[Records]
*****

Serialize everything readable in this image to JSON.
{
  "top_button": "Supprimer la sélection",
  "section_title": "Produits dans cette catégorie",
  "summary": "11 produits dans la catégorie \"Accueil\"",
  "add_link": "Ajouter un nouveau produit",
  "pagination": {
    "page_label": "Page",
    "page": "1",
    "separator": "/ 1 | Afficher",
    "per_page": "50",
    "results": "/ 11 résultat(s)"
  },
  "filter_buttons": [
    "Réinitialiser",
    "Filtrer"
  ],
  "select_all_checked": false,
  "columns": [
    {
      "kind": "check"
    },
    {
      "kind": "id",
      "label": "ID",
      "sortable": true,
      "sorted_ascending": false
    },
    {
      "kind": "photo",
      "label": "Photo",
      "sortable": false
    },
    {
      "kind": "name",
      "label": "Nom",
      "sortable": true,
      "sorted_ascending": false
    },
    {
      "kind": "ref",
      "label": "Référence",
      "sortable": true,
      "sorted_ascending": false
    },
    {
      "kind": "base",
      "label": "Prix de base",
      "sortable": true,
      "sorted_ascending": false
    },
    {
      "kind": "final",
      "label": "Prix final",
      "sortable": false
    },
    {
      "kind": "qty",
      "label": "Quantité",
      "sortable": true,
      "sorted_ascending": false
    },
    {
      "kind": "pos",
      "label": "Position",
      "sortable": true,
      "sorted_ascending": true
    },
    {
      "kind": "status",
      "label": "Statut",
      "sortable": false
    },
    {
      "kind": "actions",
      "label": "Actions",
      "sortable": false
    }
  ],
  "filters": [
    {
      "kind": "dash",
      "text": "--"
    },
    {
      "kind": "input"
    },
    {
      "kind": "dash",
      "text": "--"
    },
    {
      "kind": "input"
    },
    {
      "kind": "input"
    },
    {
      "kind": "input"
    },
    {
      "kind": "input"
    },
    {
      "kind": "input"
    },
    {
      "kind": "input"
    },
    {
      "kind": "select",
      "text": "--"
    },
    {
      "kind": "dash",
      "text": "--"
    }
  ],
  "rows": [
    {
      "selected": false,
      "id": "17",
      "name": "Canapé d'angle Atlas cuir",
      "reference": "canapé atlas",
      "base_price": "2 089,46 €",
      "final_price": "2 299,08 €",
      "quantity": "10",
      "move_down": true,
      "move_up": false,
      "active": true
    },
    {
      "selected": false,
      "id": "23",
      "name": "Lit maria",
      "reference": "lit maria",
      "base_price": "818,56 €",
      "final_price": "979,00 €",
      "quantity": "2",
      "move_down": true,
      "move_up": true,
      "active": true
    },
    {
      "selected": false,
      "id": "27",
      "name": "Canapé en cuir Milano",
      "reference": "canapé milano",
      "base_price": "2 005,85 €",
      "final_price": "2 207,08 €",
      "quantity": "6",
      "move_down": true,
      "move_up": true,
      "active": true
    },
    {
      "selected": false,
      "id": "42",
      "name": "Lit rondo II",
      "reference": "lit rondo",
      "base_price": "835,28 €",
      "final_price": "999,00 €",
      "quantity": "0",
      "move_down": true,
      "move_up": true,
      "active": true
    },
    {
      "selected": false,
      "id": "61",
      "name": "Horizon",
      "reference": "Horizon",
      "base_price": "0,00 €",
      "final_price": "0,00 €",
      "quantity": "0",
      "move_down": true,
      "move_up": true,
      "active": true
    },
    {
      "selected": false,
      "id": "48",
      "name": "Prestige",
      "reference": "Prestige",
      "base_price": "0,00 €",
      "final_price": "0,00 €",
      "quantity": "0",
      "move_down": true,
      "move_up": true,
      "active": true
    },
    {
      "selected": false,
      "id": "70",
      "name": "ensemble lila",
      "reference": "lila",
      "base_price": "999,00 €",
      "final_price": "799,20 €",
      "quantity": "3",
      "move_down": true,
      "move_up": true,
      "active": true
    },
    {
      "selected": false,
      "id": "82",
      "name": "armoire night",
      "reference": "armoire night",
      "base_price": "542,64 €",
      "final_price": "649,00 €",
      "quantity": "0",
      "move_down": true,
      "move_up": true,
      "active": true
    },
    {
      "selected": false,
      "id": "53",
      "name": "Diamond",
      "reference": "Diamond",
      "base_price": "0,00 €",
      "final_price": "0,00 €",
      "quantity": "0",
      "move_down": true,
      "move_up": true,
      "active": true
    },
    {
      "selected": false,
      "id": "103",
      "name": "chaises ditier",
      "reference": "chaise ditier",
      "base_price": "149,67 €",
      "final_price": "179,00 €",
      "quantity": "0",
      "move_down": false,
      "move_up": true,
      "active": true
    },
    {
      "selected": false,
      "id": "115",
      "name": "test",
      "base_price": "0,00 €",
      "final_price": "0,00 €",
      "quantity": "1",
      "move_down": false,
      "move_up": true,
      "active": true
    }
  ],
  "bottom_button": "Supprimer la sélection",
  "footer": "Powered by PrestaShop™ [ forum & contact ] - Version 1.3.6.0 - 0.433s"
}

*****

**Directive**. Write out every line of the material again, exactly as it reads.

**Result of the exercise**.
Serialize everything readable in this image to JSON.
{
  "top_button": "Supprimer la sélection",
  "section_title": "Produits dans cette catégorie",
  "summary": "11 produits dans la catégorie \"Accueil\"",
  "add_link": "Ajouter un nouveau produit",
  "pagination": {
    "page_label": "Page",
    "page": "1",
    "separator": "/ 1 | Afficher",
    "per_page": "50",
    "results": "/ 11 résultat(s)"
  },
  "filter_buttons": [
    "Réinitialiser",
    "Filtrer"
  ],
  "select_all_checked": false,
  "columns": [
    {
      "kind": "check"
    },
    {
      "kind": "id",
      "label": "ID",
      "sortable": true,
      "sorted_ascending": false
    },
    {
      "kind": "photo",
      "label": "Photo",
      "sortable": false
    },
    {
      "kind": "name",
      "label": "Nom",
      "sortable": true,
      "sorted_ascending": false
    },
    {
      "kind": "ref",
      "label": "Référence",
      "sortable": true,
      "sorted_ascending": false
    },
    {
      "kind": "base",
      "label": "Prix de base",
      "sortable": true,
      "sorted_ascending": false
    },
    {
      "kind": "final",
      "label": "Prix final",
      "sortable": false
    },
    {
      "kind": "qty",
      "label": "Quantité",
      "sortable": true,
      "sorted_ascending": false
    },
    {
      "kind": "pos",
      "label": "Position",
      "sortable": true,
      "sorted_ascending": true
    },
    {
      "kind": "status",
      "label": "Statut",
      "sortable": false
    },
    {
      "kind": "actions",
      "label": "Actions",
      "sortable": false
    }
  ],
  "filters": [
    {
      "kind": "dash",
      "text": "--"
    },
    {
      "kind": "input"
    },
    {
      "kind": "dash",
      "text": "--"
    },
    {
      "kind": "input"
    },
    {
      "kind": "input"
    },
    {
      "kind": "input"
    },
    {
      "kind": "input"
    },
    {
      "kind": "input"
    },
    {
      "kind": "input"
    },
    {
      "kind": "select",
      "text": "--"
    },
    {
      "kind": "dash",
      "text": "--"
    }
  ],
  "rows": [
    {
      "selected": false,
      "id": "17",
      "name": "Canapé d'angle Atlas cuir",
      "reference": "canapé atlas",
      "base_price": "2 089,46 €",
      "final_price": "2 299,08 €",
      "quantity": "10",
      "move_down": true,
      "move_up": false,
      "active": true
    },
    {
      "selected": false,
      "id": "23",
      "name": "Lit maria",
      "reference": "lit maria",
      "base_price": "818,56 €",
      "final_price": "979,00 €",
      "quantity": "2",
      "move_down": true,
      "move_up": true,
      "active": true
    },
    {
      "selected": false,
      "id": "27",
      "name": "Canapé en cuir Milano",
      "reference": "canapé milano",
      "base_price": "2 005,85 €",
      "final_price": "2 207,08 €",
      "quantity": "6",
      "move_down": true,
      "move_up": true,
      "active": true
    },
    {
      "selected": false,
      "id": "42",
      "name": "Lit rondo II",
      "reference": "lit rondo",
      "base_price": "835,28 €",
      "final_price": "999,00 €",
      "quantity": "0",
      "move_down": true,
      "move_up": true,
      "active": true
    },
    {
      "selected": false,
      "id": "61",
      "name": "Horizon",
      "reference": "Horizon",
      "base_price": "0,00 €",
      "final_price": "0,00 €",
      "quantity": "0",
      "move_down": true,
      "move_up": true,
      "active": true
    },
    {
      "selected": false,
      "id": "48",
      "name": "Prestige",
      "reference": "Prestige",
      "base_price": "0,00 €",
      "final_price": "0,00 €",
      "quantity": "0",
      "move_down": true,
      "move_up": true,
      "active": true
    },
    {
      "selected": false,
      "id": "70",
      "name": "ensemble lila",
      "reference": "lila",
      "base_price": "999,00 €",
      "final_price": "799,20 €",
      "quantity": "3",
      "move_down": true,
      "move_up": true,
      "active": true
    },
    {
      "selected": false,
      "id": "82",
      "name": "armoire night",
      "reference": "armoire night",
      "base_price": "542,64 €",
      "final_price": "649,00 €",
      "quantity": "0",
      "move_down": true,
      "move_up": true,
      "active": true
    },
    {
      "selected": false,
      "id": "53",
      "name": "Diamond",
      "reference": "Diamond",
      "base_price": "0,00 €",
      "final_price": "0,00 €",
      "quantity": "0",
      "move_down": true,
      "move_up": true,
      "active": true
    },
    {
      "selected": false,
      "id": "103",
      "name": "chaises ditier",
      "reference": "chaise ditier",
      "base_price": "149,67 €",
      "final_price": "179,00 €",
      "quantity": "0",
      "move_down": false,
      "move_up": true,
      "active": true
    },
    {
      "selected": false,
      "id": "115",
      "name": "test",
      "base_price": "0,00 €",
      "final_price": "0,00 €",
      "quantity": "1",
      "move_down": false,
      "move_up": true,
      "active": true
    }
  ],
  "bottom_button": "Supprimer la sélection",
  "footer": "Powered by PrestaShop™ [ forum & contact ] - Version 1.3.6.0 - 0.433s"
}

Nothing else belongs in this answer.